** What to produce **
Restate the material word for word and leave out anything that is a picture.

** Data supplied **
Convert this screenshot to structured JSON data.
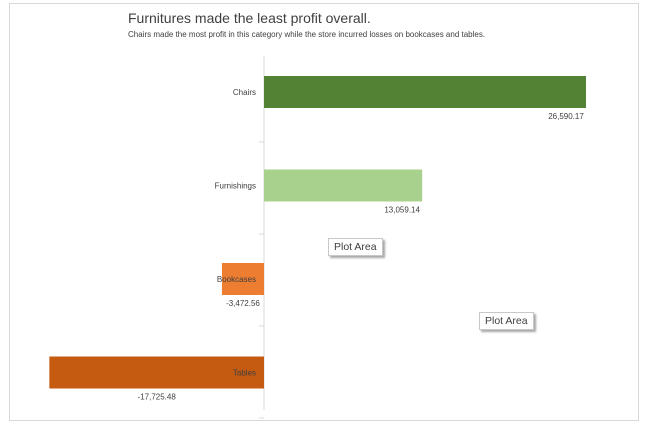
{
  "chart_data": {
    "type": "bar",
    "orientation": "horizontal",
    "title": "Furnitures made the least profit overall.",
    "subtitle": "Chairs made the most profit in this category while the store incurred losses on bookcases and tables.",
    "categories": [
      "Chairs",
      "Furnishings",
      "Bookcases",
      "Tables"
    ],
    "values": [
      26590.17,
      13059.14,
      -3472.56,
      -17725.48
    ],
    "value_labels": [
      "26,590.17",
      "13,059.14",
      "-3,472.56",
      "-17,725.48"
    ],
    "colors": [
      "#548235",
      "#a9d18e",
      "#ed7d31",
      "#c55a11"
    ],
    "xlim": [
      -18000,
      27000
    ],
    "grid": false,
    "legend": "none"
  },
  "tooltips": [
    "Plot Area",
    "Plot Area"
  ]
}
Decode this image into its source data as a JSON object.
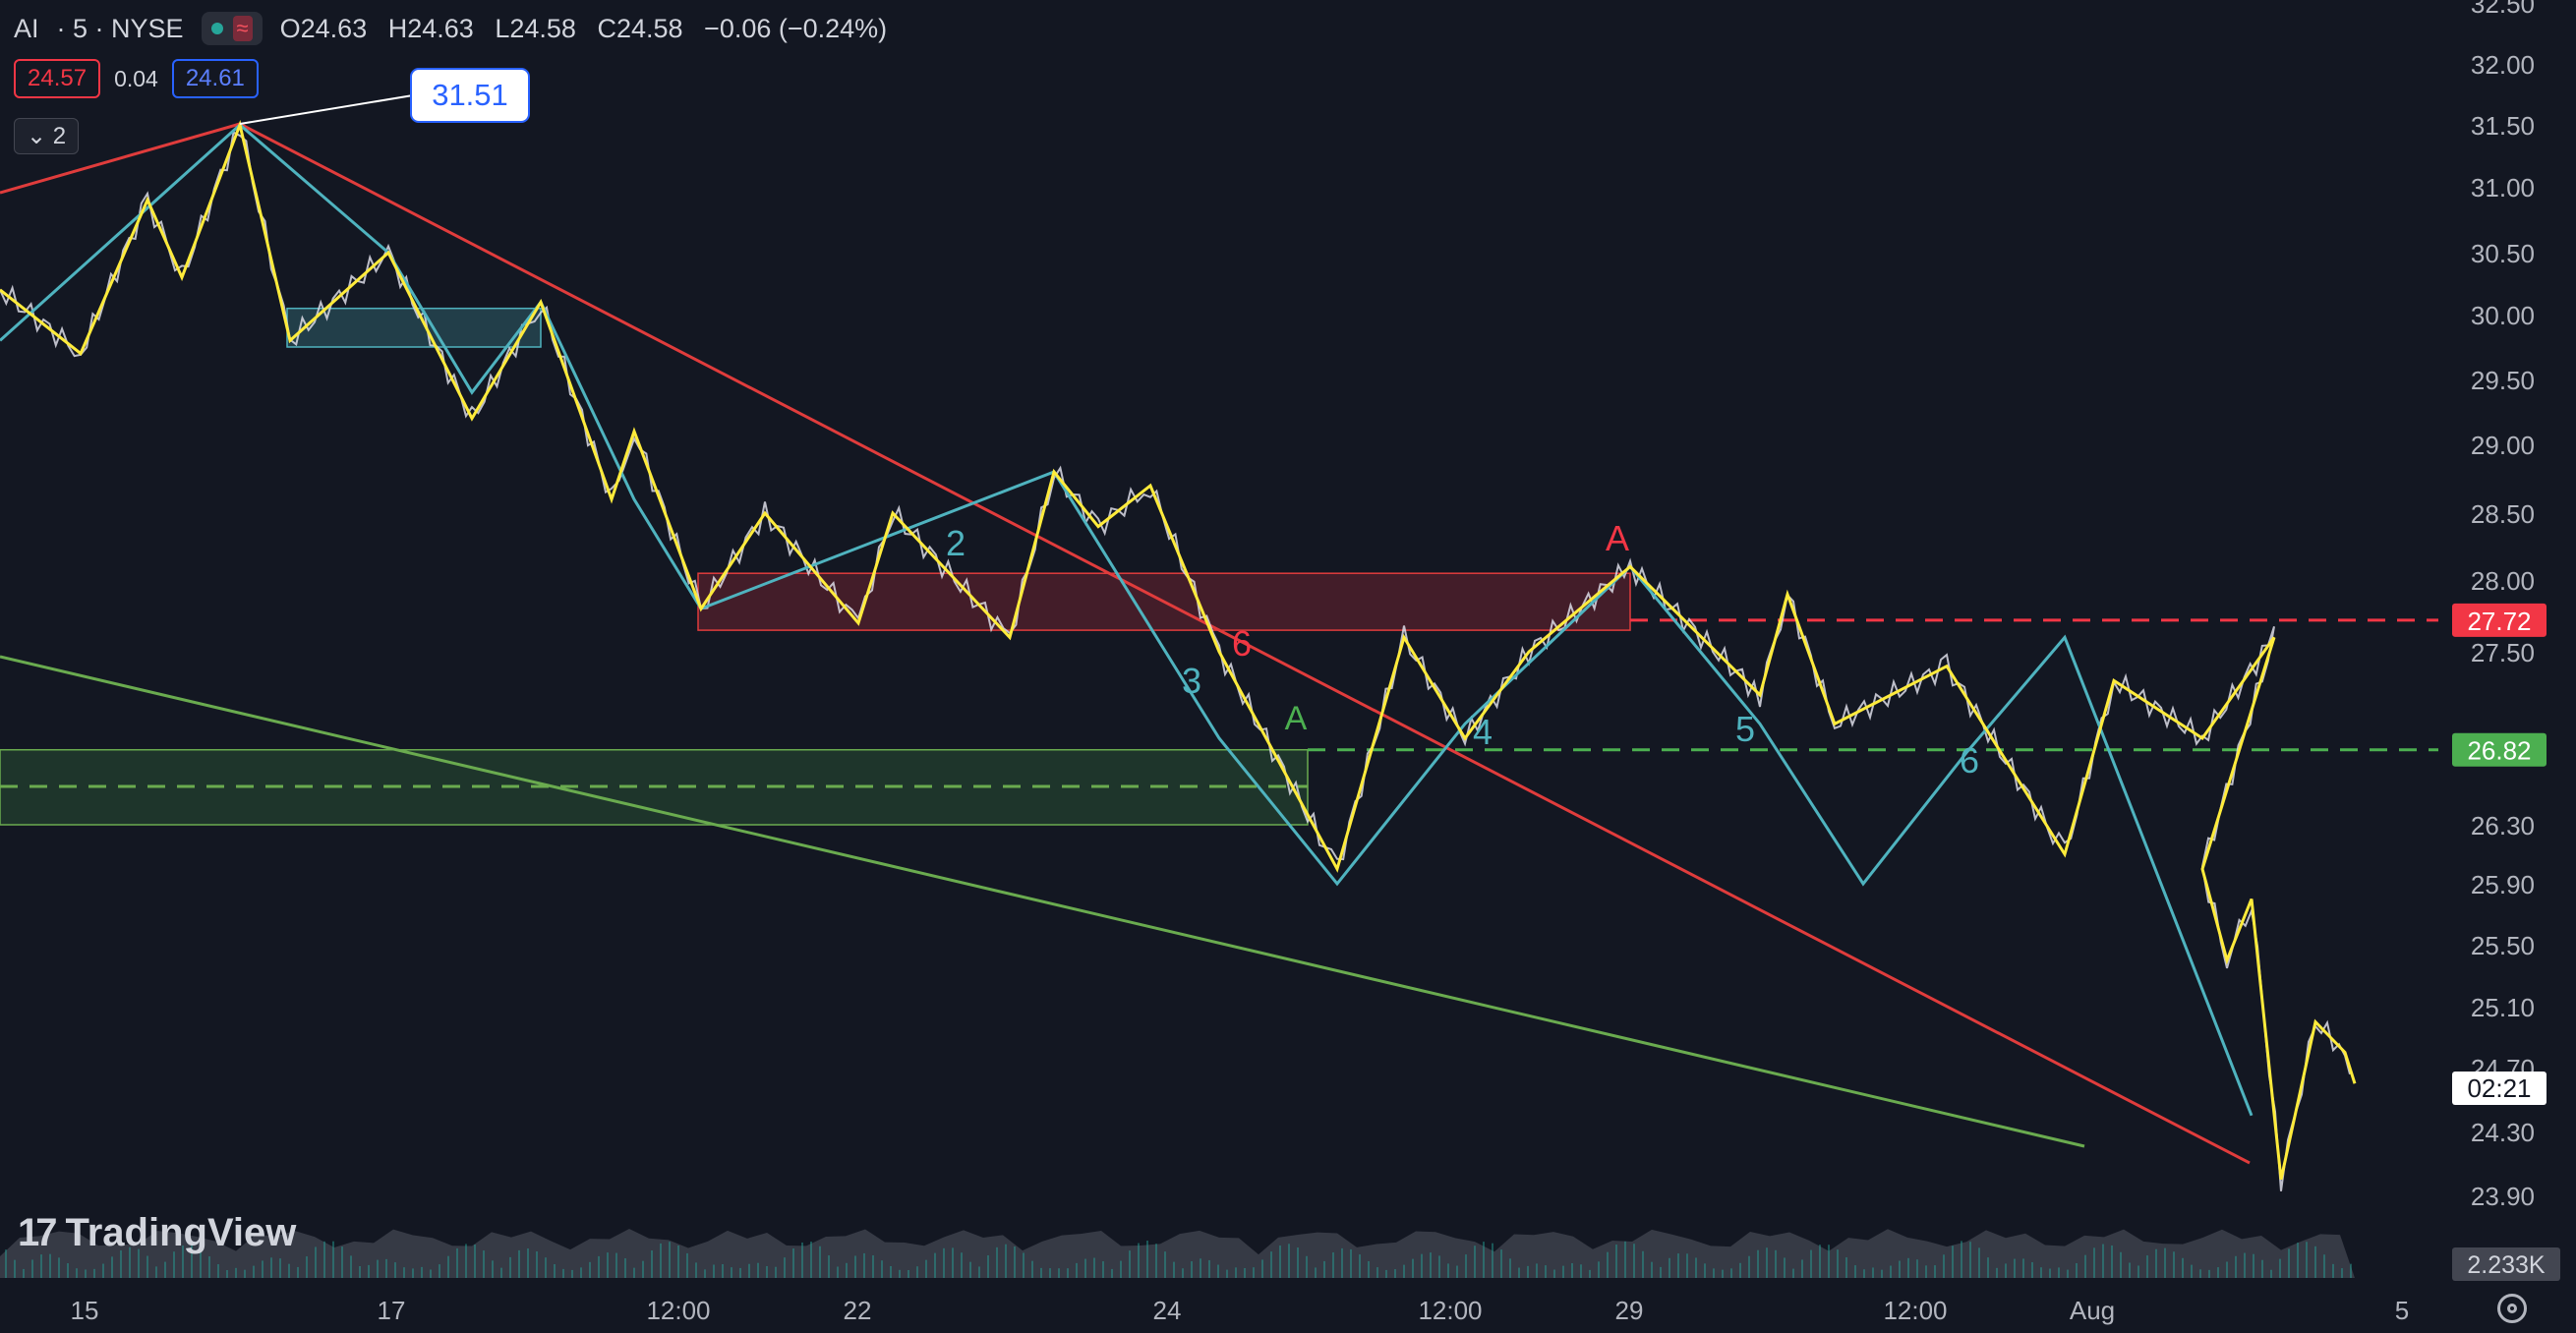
{
  "header": {
    "symbol": "AI",
    "interval_exchange": "· 5 · NYSE",
    "open_label": "O",
    "open": "24.63",
    "high_label": "H",
    "high": "24.63",
    "low_label": "L",
    "low": "24.58",
    "close_label": "C",
    "close": "24.58",
    "change": "−0.06 (−0.24%)"
  },
  "trade": {
    "sell": "24.57",
    "spread": "0.04",
    "buy": "24.61"
  },
  "indicators_toggle": "2",
  "logo_text": "TradingView",
  "colors": {
    "background": "#131722",
    "wave_yellow": "#ffeb3b",
    "wave_teal": "#4fb3bf",
    "trend_red": "#e03c3c",
    "trend_green": "#6aab4f",
    "red_label": "#f23645",
    "green_label": "#4caf50"
  },
  "chart_data": {
    "type": "line",
    "symbol": "AI",
    "y_ticks": [
      "32.50",
      "32.00",
      "31.50",
      "31.00",
      "30.50",
      "30.00",
      "29.50",
      "29.00",
      "28.50",
      "28.00",
      "27.50",
      "26.30",
      "25.90",
      "25.50",
      "25.10",
      "24.70",
      "24.30",
      "23.90"
    ],
    "x_ticks": [
      "15",
      "17",
      "12:00",
      "22",
      "24",
      "12:00",
      "29",
      "12:00",
      "Aug",
      "5"
    ],
    "price_labels": {
      "red_level": "27.72",
      "green_level": "26.82",
      "countdown": "02:21",
      "volume": "2.233K"
    },
    "callout": "31.51",
    "wave_labels": [
      "A",
      "6",
      "A",
      "2",
      "3",
      "4",
      "5",
      "6"
    ],
    "zigzag_yellow": {
      "x": [
        "t0",
        "t1",
        "t2",
        "t3",
        "t4",
        "t5",
        "t6",
        "t7",
        "t8",
        "t9",
        "t10",
        "t11",
        "t12",
        "t13",
        "t14",
        "t15",
        "t16",
        "t17",
        "t18",
        "t19",
        "t20",
        "t21",
        "t22",
        "t23",
        "t24",
        "t25",
        "t26",
        "t27",
        "t28",
        "t29",
        "t30",
        "t31",
        "t32",
        "t33",
        "t34",
        "t35",
        "t36",
        "t37",
        "t38",
        "t39"
      ],
      "y": [
        30.2,
        29.7,
        30.9,
        30.3,
        31.5,
        29.8,
        30.5,
        29.2,
        30.1,
        28.6,
        29.1,
        27.8,
        28.5,
        27.7,
        28.5,
        27.6,
        28.8,
        28.4,
        28.7,
        27.5,
        26.0,
        27.6,
        26.9,
        27.5,
        28.1,
        27.2,
        27.9,
        27.0,
        27.4,
        26.1,
        27.3,
        26.9,
        27.6,
        26.0,
        25.4,
        25.8,
        24.0,
        25.0,
        24.8,
        24.6
      ]
    },
    "zigzag_teal": {
      "y": [
        29.8,
        31.5,
        30.5,
        29.4,
        30.1,
        28.6,
        27.8,
        28.8,
        26.9,
        25.9,
        27.0,
        28.1,
        27.0,
        25.9,
        26.8,
        27.6,
        24.4
      ]
    },
    "trendlines": [
      {
        "color": "red",
        "from": [
          0,
          31.0
        ],
        "to": [
          1,
          24.0
        ]
      },
      {
        "color": "green",
        "from": [
          0,
          27.5
        ],
        "to": [
          1,
          24.3
        ]
      }
    ],
    "zones": [
      {
        "color": "red",
        "top": 28.05,
        "bottom": 27.65
      },
      {
        "color": "green",
        "top": 26.82,
        "bottom": 26.3
      },
      {
        "color": "teal",
        "top": 30.05,
        "bottom": 29.75
      }
    ]
  }
}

** Written reply **
Convert this screenshot to structured JSON data.
{
  "chart_data": {
    "type": "bar",
    "orientation": "horizontal",
    "title": "Furnitures made the least profit overall.",
    "subtitle": "Chairs made the most profit in this category while the store incurred losses on bookcases and tables.",
    "categories": [
      "Chairs",
      "Furnishings",
      "Bookcases",
      "Tables"
    ],
    "values": [
      26590.17,
      13059.14,
      -3472.56,
      -17725.48
    ],
    "value_labels": [
      "26,590.17",
      "13,059.14",
      "-3,472.56",
      "-17,725.48"
    ],
    "colors": [
      "#548235",
      "#a9d18e",
      "#ed7d31",
      "#c55a11"
    ],
    "xlim": [
      -18000,
      27000
    ],
    "grid": false,
    "legend": "none"
  },
  "tooltips": [
    "Plot Area",
    "Plot Area"
  ]
}
Decode this image into its source data as a JSON object.
{
  "header": {
    "symbol": "AI",
    "interval_exchange": "· 5 · NYSE",
    "open_label": "O",
    "open": "24.63",
    "high_label": "H",
    "high": "24.63",
    "low_label": "L",
    "low": "24.58",
    "close_label": "C",
    "close": "24.58",
    "change": "−0.06 (−0.24%)"
  },
  "trade": {
    "sell": "24.57",
    "spread": "0.04",
    "buy": "24.61"
  },
  "indicators_toggle": "2",
  "logo_text": "TradingView",
  "colors": {
    "background": "#131722",
    "wave_yellow": "#ffeb3b",
    "wave_teal": "#4fb3bf",
    "trend_red": "#e03c3c",
    "trend_green": "#6aab4f",
    "red_label": "#f23645",
    "green_label": "#4caf50"
  },
  "chart_data": {
    "type": "line",
    "symbol": "AI",
    "y_ticks": [
      "32.50",
      "32.00",
      "31.50",
      "31.00",
      "30.50",
      "30.00",
      "29.50",
      "29.00",
      "28.50",
      "28.00",
      "27.50",
      "26.30",
      "25.90",
      "25.50",
      "25.10",
      "24.70",
      "24.30",
      "23.90"
    ],
    "x_ticks": [
      "15",
      "17",
      "12:00",
      "22",
      "24",
      "12:00",
      "29",
      "12:00",
      "Aug",
      "5"
    ],
    "price_labels": {
      "red_level": "27.72",
      "green_level": "26.82",
      "countdown": "02:21",
      "volume": "2.233K"
    },
    "callout": "31.51",
    "wave_labels": [
      "A",
      "6",
      "A",
      "2",
      "3",
      "4",
      "5",
      "6"
    ],
    "zigzag_yellow": {
      "x": [
        "t0",
        "t1",
        "t2",
        "t3",
        "t4",
        "t5",
        "t6",
        "t7",
        "t8",
        "t9",
        "t10",
        "t11",
        "t12",
        "t13",
        "t14",
        "t15",
        "t16",
        "t17",
        "t18",
        "t19",
        "t20",
        "t21",
        "t22",
        "t23",
        "t24",
        "t25",
        "t26",
        "t27",
        "t28",
        "t29",
        "t30",
        "t31",
        "t32",
        "t33",
        "t34",
        "t35",
        "t36",
        "t37",
        "t38",
        "t39"
      ],
      "y": [
        30.2,
        29.7,
        30.9,
        30.3,
        31.5,
        29.8,
        30.5,
        29.2,
        30.1,
        28.6,
        29.1,
        27.8,
        28.5,
        27.7,
        28.5,
        27.6,
        28.8,
        28.4,
        28.7,
        27.5,
        26.0,
        27.6,
        26.9,
        27.5,
        28.1,
        27.2,
        27.9,
        27.0,
        27.4,
        26.1,
        27.3,
        26.9,
        27.6,
        26.0,
        25.4,
        25.8,
        24.0,
        25.0,
        24.8,
        24.6
      ]
    },
    "zigzag_teal": {
      "y": [
        29.8,
        31.5,
        30.5,
        29.4,
        30.1,
        28.6,
        27.8,
        28.8,
        26.9,
        25.9,
        27.0,
        28.1,
        27.0,
        25.9,
        26.8,
        27.6,
        24.4
      ]
    },
    "trendlines": [
      {
        "color": "red",
        "from": [
          0,
          31.0
        ],
        "to": [
          1,
          24.0
        ]
      },
      {
        "color": "green",
        "from": [
          0,
          27.5
        ],
        "to": [
          1,
          24.3
        ]
      }
    ],
    "zones": [
      {
        "color": "red",
        "top": 28.05,
        "bottom": 27.65
      },
      {
        "color": "green",
        "top": 26.82,
        "bottom": 26.3
      },
      {
        "color": "teal",
        "top": 30.05,
        "bottom": 29.75
      }
    ]
  }
}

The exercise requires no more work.